> Source records:

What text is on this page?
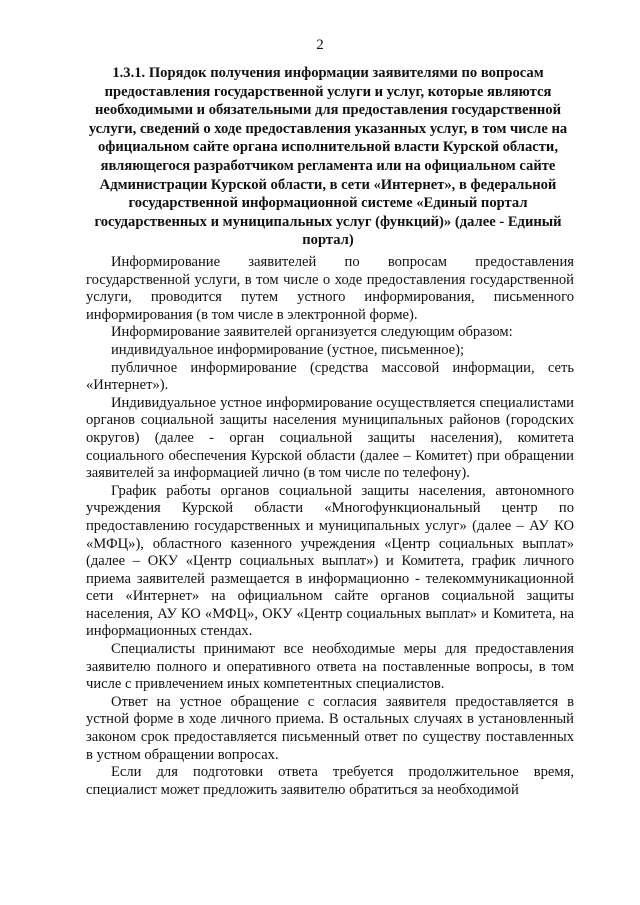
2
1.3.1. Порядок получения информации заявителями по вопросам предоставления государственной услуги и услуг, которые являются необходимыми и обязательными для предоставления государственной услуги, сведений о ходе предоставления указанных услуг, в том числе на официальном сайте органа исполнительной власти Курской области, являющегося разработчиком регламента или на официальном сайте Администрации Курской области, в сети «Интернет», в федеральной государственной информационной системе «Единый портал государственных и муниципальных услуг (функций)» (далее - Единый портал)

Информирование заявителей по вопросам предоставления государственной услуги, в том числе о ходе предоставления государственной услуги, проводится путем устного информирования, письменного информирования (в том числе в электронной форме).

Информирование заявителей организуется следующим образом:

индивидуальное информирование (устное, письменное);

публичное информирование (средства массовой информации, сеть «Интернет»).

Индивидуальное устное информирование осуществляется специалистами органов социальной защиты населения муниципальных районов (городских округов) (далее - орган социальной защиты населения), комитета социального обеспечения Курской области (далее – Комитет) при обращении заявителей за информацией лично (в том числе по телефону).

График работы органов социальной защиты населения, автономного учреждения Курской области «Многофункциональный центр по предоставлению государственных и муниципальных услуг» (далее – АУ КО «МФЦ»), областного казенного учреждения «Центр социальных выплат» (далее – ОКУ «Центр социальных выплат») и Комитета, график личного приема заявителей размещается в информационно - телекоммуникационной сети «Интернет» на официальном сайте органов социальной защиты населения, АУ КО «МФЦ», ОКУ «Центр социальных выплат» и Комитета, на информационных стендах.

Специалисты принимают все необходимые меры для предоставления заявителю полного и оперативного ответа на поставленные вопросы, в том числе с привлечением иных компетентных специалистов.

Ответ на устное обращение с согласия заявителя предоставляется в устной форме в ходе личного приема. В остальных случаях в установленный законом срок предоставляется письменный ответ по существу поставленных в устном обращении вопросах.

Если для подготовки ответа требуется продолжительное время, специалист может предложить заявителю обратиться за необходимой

> Short task:
Reproduce every record above exactly, but leave out the pictures.

> Full output:
What text is on this page?
2
1.3.1. Порядок получения информации заявителями по вопросам предоставления государственной услуги и услуг, которые являются необходимыми и обязательными для предоставления государственной услуги, сведений о ходе предоставления указанных услуг, в том числе на официальном сайте органа исполнительной власти Курской области, являющегося разработчиком регламента или на официальном сайте Администрации Курской области, в сети «Интернет», в федеральной государственной информационной системе «Единый портал государственных и муниципальных услуг (функций)» (далее - Единый портал)

Информирование заявителей по вопросам предоставления государственной услуги, в том числе о ходе предоставления государственной услуги, проводится путем устного информирования, письменного информирования (в том числе в электронной форме).

Информирование заявителей организуется следующим образом:

индивидуальное информирование (устное, письменное);

публичное информирование (средства массовой информации, сеть «Интернет»).

Индивидуальное устное информирование осуществляется специалистами органов социальной защиты населения муниципальных районов (городских округов) (далее - орган социальной защиты населения), комитета социального обеспечения Курской области (далее – Комитет) при обращении заявителей за информацией лично (в том числе по телефону).

График работы органов социальной защиты населения, автономного учреждения Курской области «Многофункциональный центр по предоставлению государственных и муниципальных услуг» (далее – АУ КО «МФЦ»), областного казенного учреждения «Центр социальных выплат» (далее – ОКУ «Центр социальных выплат») и Комитета, график личного приема заявителей размещается в информационно - телекоммуникационной сети «Интернет» на официальном сайте органов социальной защиты населения, АУ КО «МФЦ», ОКУ «Центр социальных выплат» и Комитета, на информационных стендах.

Специалисты принимают все необходимые меры для предоставления заявителю полного и оперативного ответа на поставленные вопросы, в том числе с привлечением иных компетентных специалистов.

Ответ на устное обращение с согласия заявителя предоставляется в устной форме в ходе личного приема. В остальных случаях в установленный законом срок предоставляется письменный ответ по существу поставленных в устном обращении вопросах.

Если для подготовки ответа требуется продолжительное время, специалист может предложить заявителю обратиться за необходимой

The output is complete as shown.